WHAT THIS TASK INVOLVES
Exactly as written, quote every line that follows, skipping the images.

STORED ROWS
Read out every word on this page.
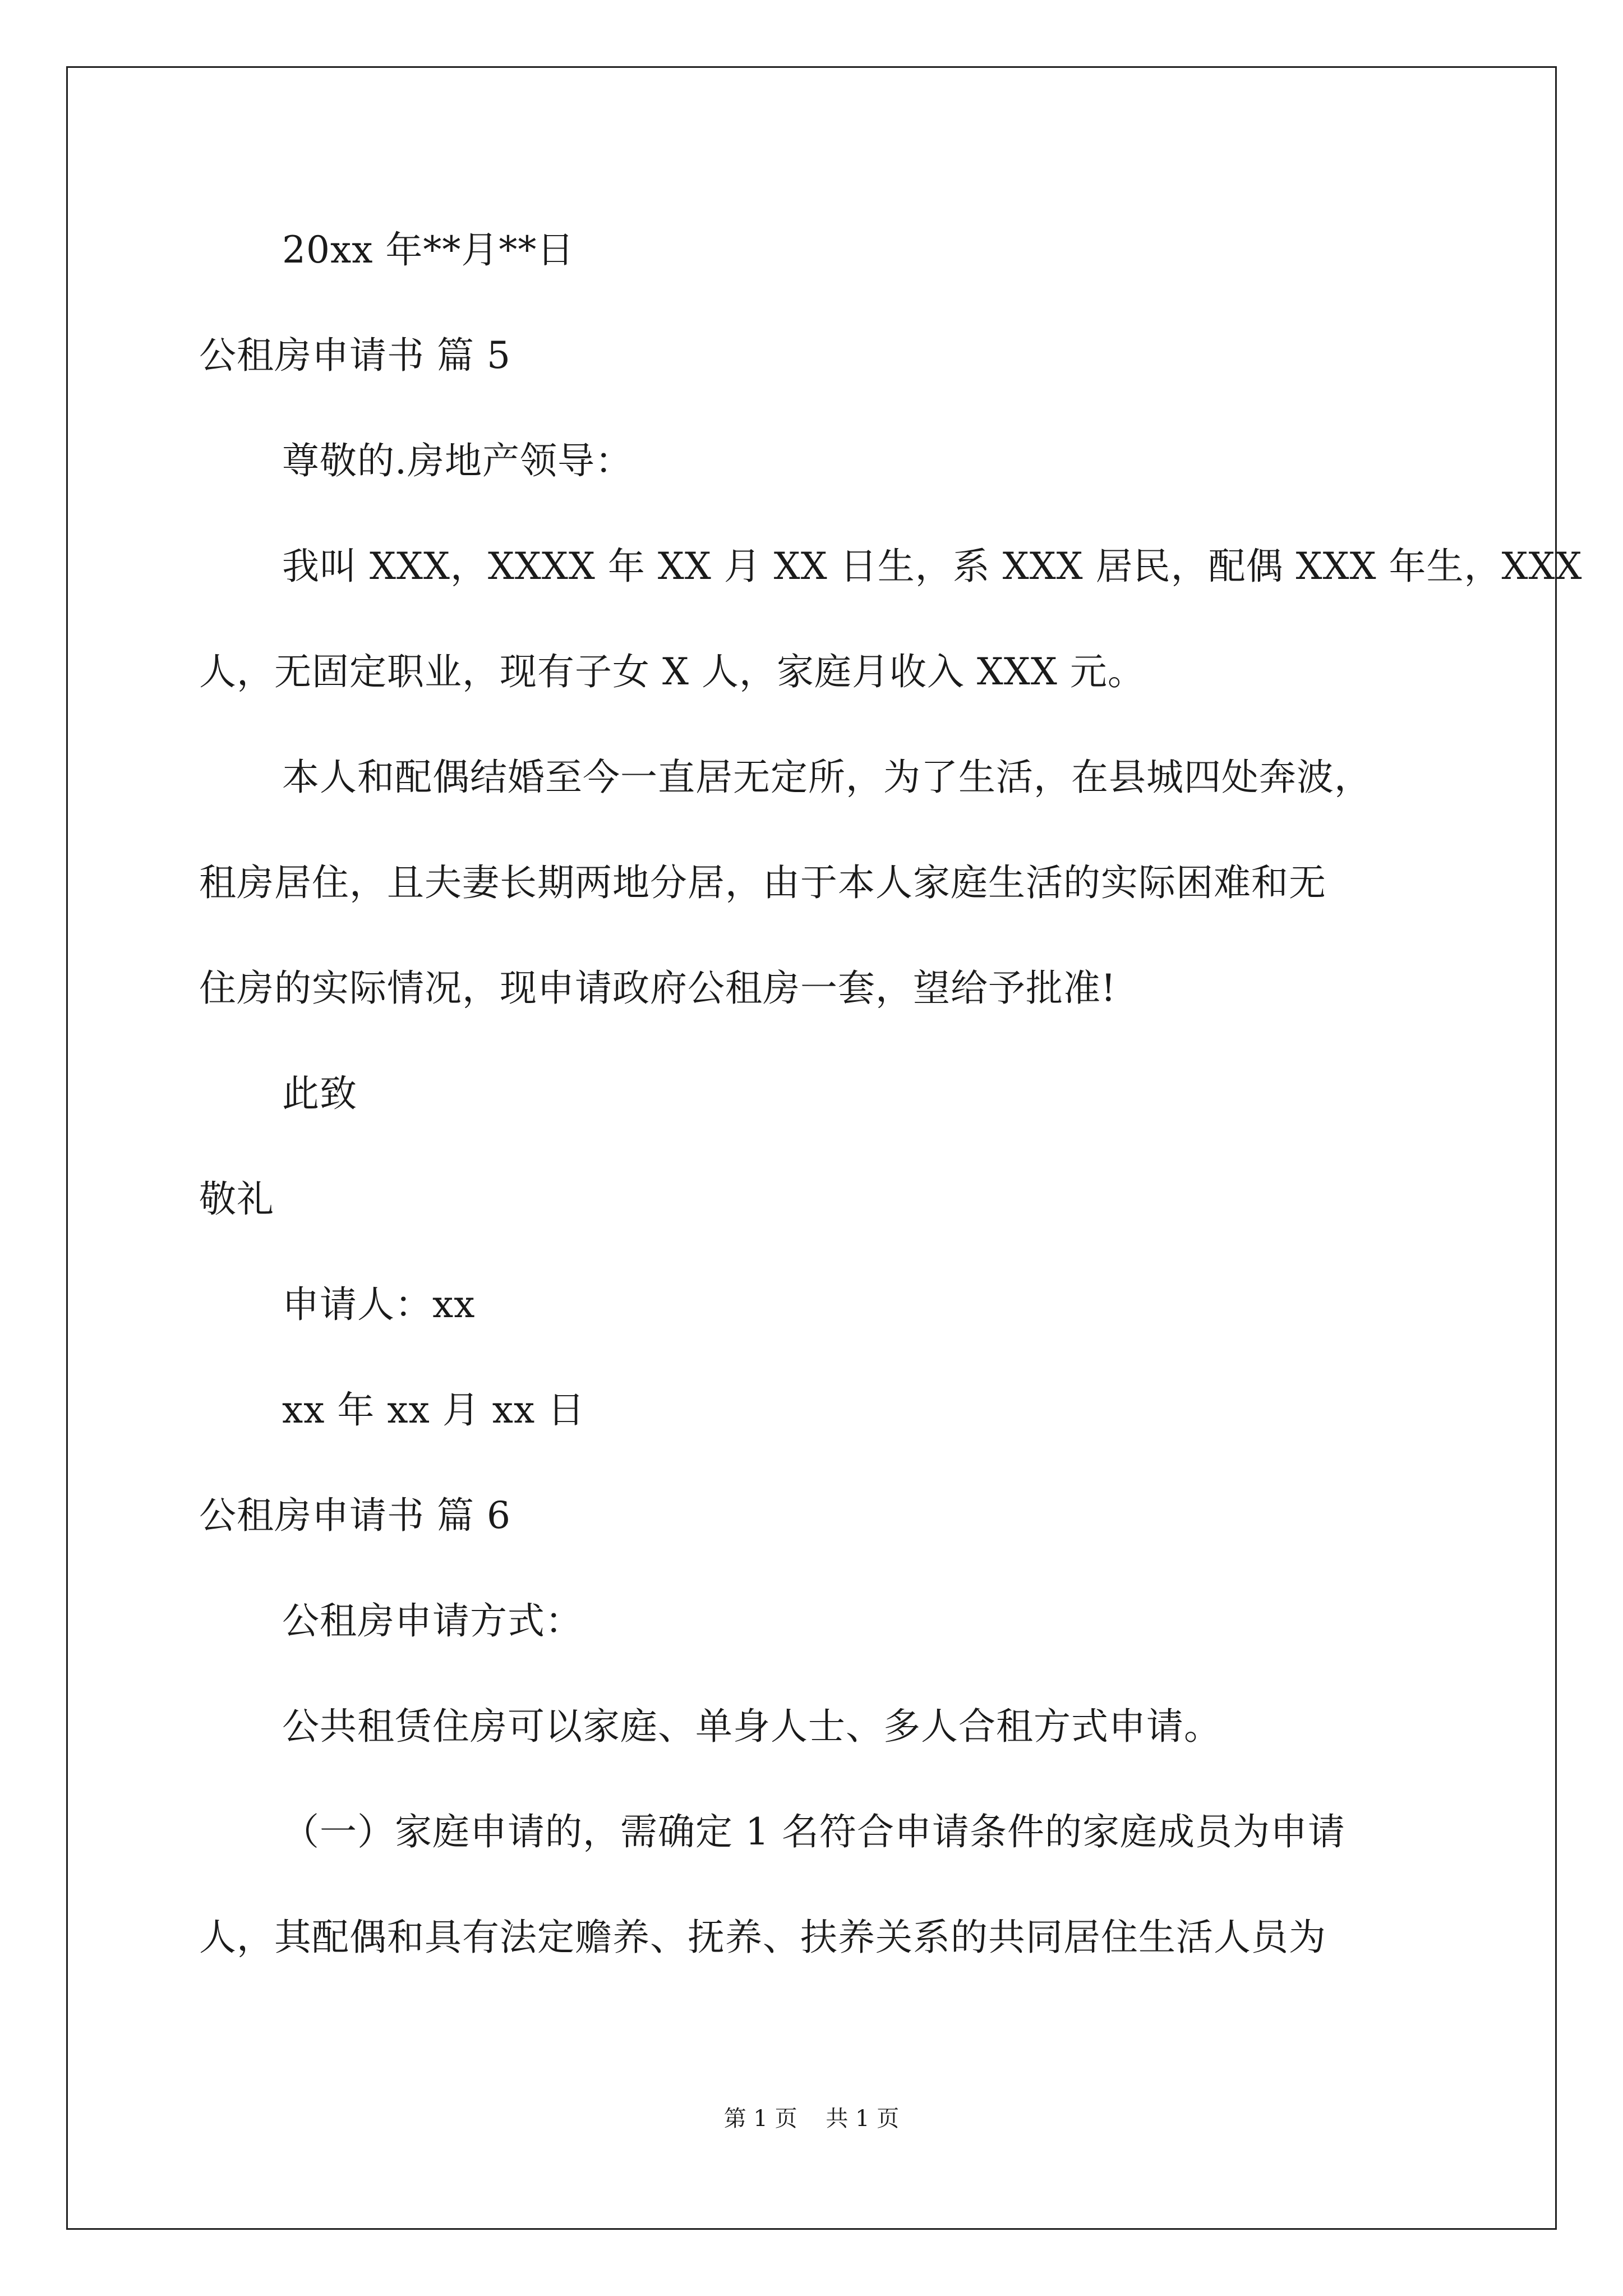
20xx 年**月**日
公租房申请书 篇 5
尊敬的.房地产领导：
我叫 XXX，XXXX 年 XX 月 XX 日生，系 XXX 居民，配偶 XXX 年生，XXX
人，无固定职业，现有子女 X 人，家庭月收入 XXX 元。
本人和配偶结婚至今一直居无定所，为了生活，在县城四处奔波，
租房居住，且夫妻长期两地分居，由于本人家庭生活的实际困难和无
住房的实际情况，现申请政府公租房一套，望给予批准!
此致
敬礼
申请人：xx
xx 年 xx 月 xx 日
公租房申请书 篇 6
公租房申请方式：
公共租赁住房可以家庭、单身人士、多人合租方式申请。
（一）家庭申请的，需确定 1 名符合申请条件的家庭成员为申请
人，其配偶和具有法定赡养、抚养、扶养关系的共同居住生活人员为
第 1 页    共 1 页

THE RESULT
Read out every word on this page.
20xx 年**月**日
公租房申请书 篇 5
尊敬的.房地产领导：
我叫 XXX，XXXX 年 XX 月 XX 日生，系 XXX 居民，配偶 XXX 年生，XXX
人，无固定职业，现有子女 X 人，家庭月收入 XXX 元。
本人和配偶结婚至今一直居无定所，为了生活，在县城四处奔波，
租房居住，且夫妻长期两地分居，由于本人家庭生活的实际困难和无
住房的实际情况，现申请政府公租房一套，望给予批准!
此致
敬礼
申请人：xx
xx 年 xx 月 xx 日
公租房申请书 篇 6
公租房申请方式：
公共租赁住房可以家庭、单身人士、多人合租方式申请。
（一）家庭申请的，需确定 1 名符合申请条件的家庭成员为申请
人，其配偶和具有法定赡养、抚养、扶养关系的共同居住生活人员为
第 1 页    共 1 页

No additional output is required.